▶ WORK TO DO:
Quote the whole listing word for word, please.

▶ TASK INPUT:
* * * * * * * * *

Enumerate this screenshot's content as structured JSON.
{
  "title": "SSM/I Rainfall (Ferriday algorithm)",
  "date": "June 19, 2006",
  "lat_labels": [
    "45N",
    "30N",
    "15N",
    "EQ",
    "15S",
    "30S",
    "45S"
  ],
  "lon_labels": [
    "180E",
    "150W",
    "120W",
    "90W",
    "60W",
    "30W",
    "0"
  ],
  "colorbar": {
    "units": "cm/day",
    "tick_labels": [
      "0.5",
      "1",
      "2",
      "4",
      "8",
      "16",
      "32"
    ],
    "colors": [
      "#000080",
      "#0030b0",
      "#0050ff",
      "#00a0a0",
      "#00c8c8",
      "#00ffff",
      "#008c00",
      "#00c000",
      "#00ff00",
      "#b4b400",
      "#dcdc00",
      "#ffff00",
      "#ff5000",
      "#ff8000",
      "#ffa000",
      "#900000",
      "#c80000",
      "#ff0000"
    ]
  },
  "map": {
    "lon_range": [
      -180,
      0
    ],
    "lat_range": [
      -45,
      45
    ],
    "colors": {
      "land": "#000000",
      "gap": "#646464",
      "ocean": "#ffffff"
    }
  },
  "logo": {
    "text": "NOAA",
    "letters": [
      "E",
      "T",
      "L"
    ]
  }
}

* * * * * * * * *

▶ SOLUTION TO THIS PROBLEM:
Enumerate this screenshot's content as structured JSON.
{
  "title": "SSM/I Rainfall (Ferriday algorithm)",
  "date": "June 19, 2006",
  "lat_labels": [
    "45N",
    "30N",
    "15N",
    "EQ",
    "15S",
    "30S",
    "45S"
  ],
  "lon_labels": [
    "180E",
    "150W",
    "120W",
    "90W",
    "60W",
    "30W",
    "0"
  ],
  "colorbar": {
    "units": "cm/day",
    "tick_labels": [
      "0.5",
      "1",
      "2",
      "4",
      "8",
      "16",
      "32"
    ],
    "colors": [
      "#000080",
      "#0030b0",
      "#0050ff",
      "#00a0a0",
      "#00c8c8",
      "#00ffff",
      "#008c00",
      "#00c000",
      "#00ff00",
      "#b4b400",
      "#dcdc00",
      "#ffff00",
      "#ff5000",
      "#ff8000",
      "#ffa000",
      "#900000",
      "#c80000",
      "#ff0000"
    ]
  },
  "map": {
    "lon_range": [
      -180,
      0
    ],
    "lat_range": [
      -45,
      45
    ],
    "colors": {
      "land": "#000000",
      "gap": "#646464",
      "ocean": "#ffffff"
    }
  },
  "logo": {
    "text": "NOAA",
    "letters": [
      "E",
      "T",
      "L"
    ]
  }
}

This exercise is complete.